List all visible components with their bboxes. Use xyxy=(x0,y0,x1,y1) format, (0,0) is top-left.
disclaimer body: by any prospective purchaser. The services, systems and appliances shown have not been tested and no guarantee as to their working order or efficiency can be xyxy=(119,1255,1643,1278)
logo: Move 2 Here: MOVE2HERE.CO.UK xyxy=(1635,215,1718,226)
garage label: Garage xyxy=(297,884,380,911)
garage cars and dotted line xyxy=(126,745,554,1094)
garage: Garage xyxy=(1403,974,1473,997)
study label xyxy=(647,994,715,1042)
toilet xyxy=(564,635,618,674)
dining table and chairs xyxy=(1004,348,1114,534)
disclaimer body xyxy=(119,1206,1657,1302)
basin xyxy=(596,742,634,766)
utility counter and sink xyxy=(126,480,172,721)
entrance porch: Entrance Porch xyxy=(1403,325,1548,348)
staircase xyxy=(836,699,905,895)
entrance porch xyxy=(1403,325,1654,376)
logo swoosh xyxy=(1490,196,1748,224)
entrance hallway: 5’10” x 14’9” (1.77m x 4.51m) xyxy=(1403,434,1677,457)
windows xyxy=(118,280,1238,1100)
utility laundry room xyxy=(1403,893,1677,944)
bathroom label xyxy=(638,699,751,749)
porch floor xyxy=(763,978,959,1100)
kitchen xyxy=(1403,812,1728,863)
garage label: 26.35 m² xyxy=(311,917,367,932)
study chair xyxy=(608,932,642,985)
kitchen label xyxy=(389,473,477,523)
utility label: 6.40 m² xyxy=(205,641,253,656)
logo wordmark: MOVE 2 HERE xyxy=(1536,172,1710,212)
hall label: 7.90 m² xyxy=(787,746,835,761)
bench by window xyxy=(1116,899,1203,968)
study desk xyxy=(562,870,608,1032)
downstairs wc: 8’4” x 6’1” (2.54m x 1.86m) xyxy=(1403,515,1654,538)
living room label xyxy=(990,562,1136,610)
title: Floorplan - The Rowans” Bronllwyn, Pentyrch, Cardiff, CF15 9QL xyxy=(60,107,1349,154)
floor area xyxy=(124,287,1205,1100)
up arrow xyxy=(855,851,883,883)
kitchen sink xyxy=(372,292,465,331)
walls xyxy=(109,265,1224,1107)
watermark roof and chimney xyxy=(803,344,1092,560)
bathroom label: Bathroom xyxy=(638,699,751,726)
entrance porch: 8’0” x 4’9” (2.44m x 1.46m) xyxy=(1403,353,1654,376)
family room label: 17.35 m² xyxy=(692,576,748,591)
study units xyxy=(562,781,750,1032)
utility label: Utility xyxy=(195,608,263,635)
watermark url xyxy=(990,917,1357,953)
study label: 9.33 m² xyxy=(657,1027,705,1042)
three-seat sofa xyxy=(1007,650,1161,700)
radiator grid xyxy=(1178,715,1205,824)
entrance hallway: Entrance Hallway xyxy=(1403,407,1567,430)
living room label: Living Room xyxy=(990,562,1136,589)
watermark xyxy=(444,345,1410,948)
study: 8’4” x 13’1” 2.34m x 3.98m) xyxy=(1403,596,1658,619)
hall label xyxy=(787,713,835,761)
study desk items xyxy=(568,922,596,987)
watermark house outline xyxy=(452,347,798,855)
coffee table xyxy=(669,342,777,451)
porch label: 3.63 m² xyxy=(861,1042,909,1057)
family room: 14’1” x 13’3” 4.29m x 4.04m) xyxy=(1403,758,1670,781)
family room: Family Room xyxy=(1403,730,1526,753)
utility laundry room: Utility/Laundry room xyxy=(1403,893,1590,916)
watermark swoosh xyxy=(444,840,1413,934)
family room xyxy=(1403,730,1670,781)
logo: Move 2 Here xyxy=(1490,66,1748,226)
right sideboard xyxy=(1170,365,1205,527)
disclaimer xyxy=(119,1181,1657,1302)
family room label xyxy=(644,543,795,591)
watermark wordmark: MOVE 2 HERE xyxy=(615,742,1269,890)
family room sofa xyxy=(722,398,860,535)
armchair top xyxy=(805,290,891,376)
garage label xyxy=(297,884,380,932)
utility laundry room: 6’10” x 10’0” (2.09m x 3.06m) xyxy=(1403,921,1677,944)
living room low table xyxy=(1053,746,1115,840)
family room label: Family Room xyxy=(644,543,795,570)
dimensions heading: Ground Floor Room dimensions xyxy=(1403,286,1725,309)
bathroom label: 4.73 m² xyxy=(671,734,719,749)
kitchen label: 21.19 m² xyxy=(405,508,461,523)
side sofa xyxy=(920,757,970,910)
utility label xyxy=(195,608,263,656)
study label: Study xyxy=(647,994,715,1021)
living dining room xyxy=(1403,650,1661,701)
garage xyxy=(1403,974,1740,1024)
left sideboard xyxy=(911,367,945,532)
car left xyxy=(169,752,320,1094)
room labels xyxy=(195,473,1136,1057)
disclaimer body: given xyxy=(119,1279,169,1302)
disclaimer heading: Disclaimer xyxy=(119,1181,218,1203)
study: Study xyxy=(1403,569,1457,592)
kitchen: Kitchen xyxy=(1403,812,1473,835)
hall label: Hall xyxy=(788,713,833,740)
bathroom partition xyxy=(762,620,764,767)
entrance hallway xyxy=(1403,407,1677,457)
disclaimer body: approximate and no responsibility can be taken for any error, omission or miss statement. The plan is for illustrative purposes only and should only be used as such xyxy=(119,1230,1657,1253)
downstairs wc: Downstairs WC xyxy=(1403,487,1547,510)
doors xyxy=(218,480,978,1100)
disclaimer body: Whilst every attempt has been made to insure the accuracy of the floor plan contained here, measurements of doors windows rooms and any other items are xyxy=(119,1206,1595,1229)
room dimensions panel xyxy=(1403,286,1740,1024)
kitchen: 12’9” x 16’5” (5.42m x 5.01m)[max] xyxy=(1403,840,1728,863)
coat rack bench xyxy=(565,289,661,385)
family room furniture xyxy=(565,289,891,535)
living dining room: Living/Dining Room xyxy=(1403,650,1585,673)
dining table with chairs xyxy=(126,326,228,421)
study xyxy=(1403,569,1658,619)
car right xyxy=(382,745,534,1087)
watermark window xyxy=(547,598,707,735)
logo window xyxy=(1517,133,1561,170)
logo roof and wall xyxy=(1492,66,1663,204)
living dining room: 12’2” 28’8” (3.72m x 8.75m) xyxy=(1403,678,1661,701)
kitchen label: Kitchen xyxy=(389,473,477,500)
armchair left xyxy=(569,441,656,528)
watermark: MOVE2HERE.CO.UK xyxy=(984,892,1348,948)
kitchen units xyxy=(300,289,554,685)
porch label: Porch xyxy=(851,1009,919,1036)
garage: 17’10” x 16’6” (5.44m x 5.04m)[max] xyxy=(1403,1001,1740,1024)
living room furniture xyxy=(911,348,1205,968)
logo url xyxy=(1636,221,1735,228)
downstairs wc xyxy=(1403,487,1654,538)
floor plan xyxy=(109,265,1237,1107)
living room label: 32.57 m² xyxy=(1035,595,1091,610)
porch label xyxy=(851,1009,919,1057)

== == ==

#### What is being asked
Reproduce the lines word for word, beginning at the first line and stopping after the line that contains "radiator grid xyxy=(1178,715,1205,824)".

#### Expected answer
List all visible components with their bboxes. Use xyxy=(x0,y0,x1,y1) format, (0,0) is top-left.
disclaimer body: by any prospective purchaser. The services, systems and appliances shown have not been tested and no guarantee as to their working order or efficiency can be xyxy=(119,1255,1643,1278)
logo: Move 2 Here: MOVE2HERE.CO.UK xyxy=(1635,215,1718,226)
garage label: Garage xyxy=(297,884,380,911)
garage cars and dotted line xyxy=(126,745,554,1094)
garage: Garage xyxy=(1403,974,1473,997)
study label xyxy=(647,994,715,1042)
toilet xyxy=(564,635,618,674)
dining table and chairs xyxy=(1004,348,1114,534)
disclaimer body xyxy=(119,1206,1657,1302)
basin xyxy=(596,742,634,766)
utility counter and sink xyxy=(126,480,172,721)
entrance porch: Entrance Porch xyxy=(1403,325,1548,348)
staircase xyxy=(836,699,905,895)
entrance porch xyxy=(1403,325,1654,376)
logo swoosh xyxy=(1490,196,1748,224)
entrance hallway: 5’10” x 14’9” (1.77m x 4.51m) xyxy=(1403,434,1677,457)
windows xyxy=(118,280,1238,1100)
utility laundry room xyxy=(1403,893,1677,944)
bathroom label xyxy=(638,699,751,749)
porch floor xyxy=(763,978,959,1100)
kitchen xyxy=(1403,812,1728,863)
garage label: 26.35 m² xyxy=(311,917,367,932)
study chair xyxy=(608,932,642,985)
kitchen label xyxy=(389,473,477,523)
utility label: 6.40 m² xyxy=(205,641,253,656)
logo wordmark: MOVE 2 HERE xyxy=(1536,172,1710,212)
hall label: 7.90 m² xyxy=(787,746,835,761)
bench by window xyxy=(1116,899,1203,968)
study desk xyxy=(562,870,608,1032)
downstairs wc: 8’4” x 6’1” (2.54m x 1.86m) xyxy=(1403,515,1654,538)
living room label xyxy=(990,562,1136,610)
title: Floorplan - The Rowans” Bronllwyn, Pentyrch, Cardiff, CF15 9QL xyxy=(60,107,1349,154)
floor area xyxy=(124,287,1205,1100)
up arrow xyxy=(855,851,883,883)
kitchen sink xyxy=(372,292,465,331)
walls xyxy=(109,265,1224,1107)
watermark roof and chimney xyxy=(803,344,1092,560)
bathroom label: Bathroom xyxy=(638,699,751,726)
entrance porch: 8’0” x 4’9” (2.44m x 1.46m) xyxy=(1403,353,1654,376)
family room label: 17.35 m² xyxy=(692,576,748,591)
study units xyxy=(562,781,750,1032)
utility label: Utility xyxy=(195,608,263,635)
watermark url xyxy=(990,917,1357,953)
study label: 9.33 m² xyxy=(657,1027,705,1042)
three-seat sofa xyxy=(1007,650,1161,700)
radiator grid xyxy=(1178,715,1205,824)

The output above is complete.